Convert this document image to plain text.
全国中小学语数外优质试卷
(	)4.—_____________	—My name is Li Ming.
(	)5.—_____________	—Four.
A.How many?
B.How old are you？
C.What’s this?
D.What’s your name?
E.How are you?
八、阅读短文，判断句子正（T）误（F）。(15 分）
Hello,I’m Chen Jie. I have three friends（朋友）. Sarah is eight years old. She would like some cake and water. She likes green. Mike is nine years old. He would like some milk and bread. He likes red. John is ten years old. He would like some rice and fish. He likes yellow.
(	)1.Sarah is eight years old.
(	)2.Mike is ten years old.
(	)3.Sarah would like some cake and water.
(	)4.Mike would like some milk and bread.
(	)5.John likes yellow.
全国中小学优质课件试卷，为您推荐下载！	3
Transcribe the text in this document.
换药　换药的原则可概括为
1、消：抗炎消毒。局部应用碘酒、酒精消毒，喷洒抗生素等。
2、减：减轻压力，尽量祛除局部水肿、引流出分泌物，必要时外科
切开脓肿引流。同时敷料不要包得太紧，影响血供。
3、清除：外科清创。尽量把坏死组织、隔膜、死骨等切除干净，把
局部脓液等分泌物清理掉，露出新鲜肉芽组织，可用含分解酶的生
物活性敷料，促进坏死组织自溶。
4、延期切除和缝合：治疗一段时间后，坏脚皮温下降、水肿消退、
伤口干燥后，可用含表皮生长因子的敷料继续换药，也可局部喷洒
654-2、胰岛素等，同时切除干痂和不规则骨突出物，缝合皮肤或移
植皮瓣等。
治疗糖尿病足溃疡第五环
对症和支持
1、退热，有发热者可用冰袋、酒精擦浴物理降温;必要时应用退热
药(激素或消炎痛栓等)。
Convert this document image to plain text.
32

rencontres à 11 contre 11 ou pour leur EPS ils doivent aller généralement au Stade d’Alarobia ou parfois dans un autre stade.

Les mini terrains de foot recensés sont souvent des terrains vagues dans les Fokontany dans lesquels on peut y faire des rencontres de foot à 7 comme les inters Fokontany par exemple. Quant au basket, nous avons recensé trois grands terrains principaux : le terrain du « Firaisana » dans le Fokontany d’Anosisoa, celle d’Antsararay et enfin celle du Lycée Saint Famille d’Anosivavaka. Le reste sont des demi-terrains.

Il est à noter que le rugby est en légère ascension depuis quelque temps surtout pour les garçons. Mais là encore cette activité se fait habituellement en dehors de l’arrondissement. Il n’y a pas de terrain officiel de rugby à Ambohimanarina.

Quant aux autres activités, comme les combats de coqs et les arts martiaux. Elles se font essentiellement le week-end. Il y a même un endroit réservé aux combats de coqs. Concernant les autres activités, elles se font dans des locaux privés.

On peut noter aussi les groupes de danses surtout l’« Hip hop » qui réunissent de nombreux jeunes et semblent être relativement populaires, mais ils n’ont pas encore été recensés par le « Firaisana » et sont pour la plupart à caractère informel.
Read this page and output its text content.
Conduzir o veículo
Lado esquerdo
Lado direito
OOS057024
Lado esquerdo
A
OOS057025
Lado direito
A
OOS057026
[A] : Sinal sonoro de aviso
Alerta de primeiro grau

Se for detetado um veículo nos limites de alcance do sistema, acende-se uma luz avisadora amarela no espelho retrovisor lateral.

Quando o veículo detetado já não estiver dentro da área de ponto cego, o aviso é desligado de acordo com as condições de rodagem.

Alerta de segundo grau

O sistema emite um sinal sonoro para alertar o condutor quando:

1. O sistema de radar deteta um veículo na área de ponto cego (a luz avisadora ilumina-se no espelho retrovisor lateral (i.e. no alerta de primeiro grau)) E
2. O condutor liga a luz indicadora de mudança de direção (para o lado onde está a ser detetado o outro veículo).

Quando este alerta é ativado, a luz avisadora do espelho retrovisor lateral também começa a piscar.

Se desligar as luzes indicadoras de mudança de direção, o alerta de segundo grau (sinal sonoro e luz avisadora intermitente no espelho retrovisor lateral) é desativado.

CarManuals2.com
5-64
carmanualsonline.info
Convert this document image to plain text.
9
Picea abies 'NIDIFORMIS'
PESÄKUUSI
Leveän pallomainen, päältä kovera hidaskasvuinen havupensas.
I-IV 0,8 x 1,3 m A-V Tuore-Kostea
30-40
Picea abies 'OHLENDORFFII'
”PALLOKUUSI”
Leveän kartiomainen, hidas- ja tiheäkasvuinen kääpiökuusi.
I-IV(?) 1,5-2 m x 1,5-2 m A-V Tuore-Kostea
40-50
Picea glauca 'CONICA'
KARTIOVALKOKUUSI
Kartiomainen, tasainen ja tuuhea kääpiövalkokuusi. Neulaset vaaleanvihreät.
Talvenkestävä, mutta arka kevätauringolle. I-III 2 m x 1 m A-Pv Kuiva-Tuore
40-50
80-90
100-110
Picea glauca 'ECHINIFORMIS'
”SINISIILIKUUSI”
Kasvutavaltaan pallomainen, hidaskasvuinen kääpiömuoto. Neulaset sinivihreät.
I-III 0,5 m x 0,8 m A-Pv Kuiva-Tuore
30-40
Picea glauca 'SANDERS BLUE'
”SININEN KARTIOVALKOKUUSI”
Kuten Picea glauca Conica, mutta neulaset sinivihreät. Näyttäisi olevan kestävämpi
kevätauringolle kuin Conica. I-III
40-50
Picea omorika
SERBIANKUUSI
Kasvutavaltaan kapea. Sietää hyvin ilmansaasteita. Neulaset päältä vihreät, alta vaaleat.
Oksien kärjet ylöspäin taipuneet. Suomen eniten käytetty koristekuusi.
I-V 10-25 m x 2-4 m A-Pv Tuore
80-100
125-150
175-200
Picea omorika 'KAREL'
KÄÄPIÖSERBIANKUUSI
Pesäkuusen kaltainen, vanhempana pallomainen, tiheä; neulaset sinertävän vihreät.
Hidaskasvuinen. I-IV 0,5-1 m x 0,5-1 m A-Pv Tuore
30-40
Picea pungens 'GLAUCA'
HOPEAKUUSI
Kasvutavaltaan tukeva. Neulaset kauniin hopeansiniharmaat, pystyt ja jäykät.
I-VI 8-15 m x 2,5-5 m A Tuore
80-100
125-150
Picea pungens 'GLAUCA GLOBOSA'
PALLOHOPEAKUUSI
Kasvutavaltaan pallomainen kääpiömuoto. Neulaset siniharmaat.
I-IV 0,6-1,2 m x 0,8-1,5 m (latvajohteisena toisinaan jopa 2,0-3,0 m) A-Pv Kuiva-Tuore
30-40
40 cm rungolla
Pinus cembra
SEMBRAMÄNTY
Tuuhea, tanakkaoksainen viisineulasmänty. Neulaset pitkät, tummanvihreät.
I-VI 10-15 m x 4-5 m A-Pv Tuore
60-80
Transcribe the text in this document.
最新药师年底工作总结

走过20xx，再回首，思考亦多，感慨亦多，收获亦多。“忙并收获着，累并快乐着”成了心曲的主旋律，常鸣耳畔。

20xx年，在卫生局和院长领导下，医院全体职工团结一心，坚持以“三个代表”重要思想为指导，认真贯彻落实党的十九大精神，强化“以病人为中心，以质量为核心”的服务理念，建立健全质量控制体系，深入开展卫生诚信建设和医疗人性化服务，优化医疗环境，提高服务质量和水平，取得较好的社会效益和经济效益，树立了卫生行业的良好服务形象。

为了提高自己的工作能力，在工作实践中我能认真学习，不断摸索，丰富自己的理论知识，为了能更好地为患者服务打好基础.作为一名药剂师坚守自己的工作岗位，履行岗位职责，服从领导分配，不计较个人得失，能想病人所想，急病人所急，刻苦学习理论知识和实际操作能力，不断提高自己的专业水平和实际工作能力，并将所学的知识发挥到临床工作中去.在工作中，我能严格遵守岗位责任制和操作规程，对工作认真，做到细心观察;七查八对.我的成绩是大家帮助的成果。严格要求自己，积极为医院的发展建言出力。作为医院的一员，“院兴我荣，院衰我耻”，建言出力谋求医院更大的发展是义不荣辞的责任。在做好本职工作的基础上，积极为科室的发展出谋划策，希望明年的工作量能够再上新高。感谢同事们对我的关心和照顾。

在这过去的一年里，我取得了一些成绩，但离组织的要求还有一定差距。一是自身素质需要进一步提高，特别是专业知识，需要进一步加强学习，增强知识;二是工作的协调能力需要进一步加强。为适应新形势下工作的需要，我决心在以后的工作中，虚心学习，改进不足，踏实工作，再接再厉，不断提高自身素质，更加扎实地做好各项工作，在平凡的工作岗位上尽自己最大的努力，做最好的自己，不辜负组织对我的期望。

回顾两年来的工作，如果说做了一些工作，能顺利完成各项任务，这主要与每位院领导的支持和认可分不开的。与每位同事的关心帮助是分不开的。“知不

▶ **Goal**:
Make a copy of each line that contains the string "Firaisana".

▶ **Result below**:
Les mini terrains de foot recensés sont souvent des terrains vagues dans les Fokontany dans lesquels on peut y faire des rencontres de foot à 7 comme les inters Fokontany par exemple. Quant au basket, nous avons recensé trois grands terrains principaux : le terrain du « Firaisana » dans le Fokontany d’Anosisoa, celle d’Antsararay et enfin celle du Lycée Saint Famille d’Anosivavaka. Le reste sont des demi-terrains.
On peut noter aussi les groupes de danses surtout l’« Hip hop » qui réunissent de nombreux jeunes et semblent être relativement populaires, mais ils n’ont pas encore été recensés par le « Firaisana » et sont pour la plupart à caractère informel.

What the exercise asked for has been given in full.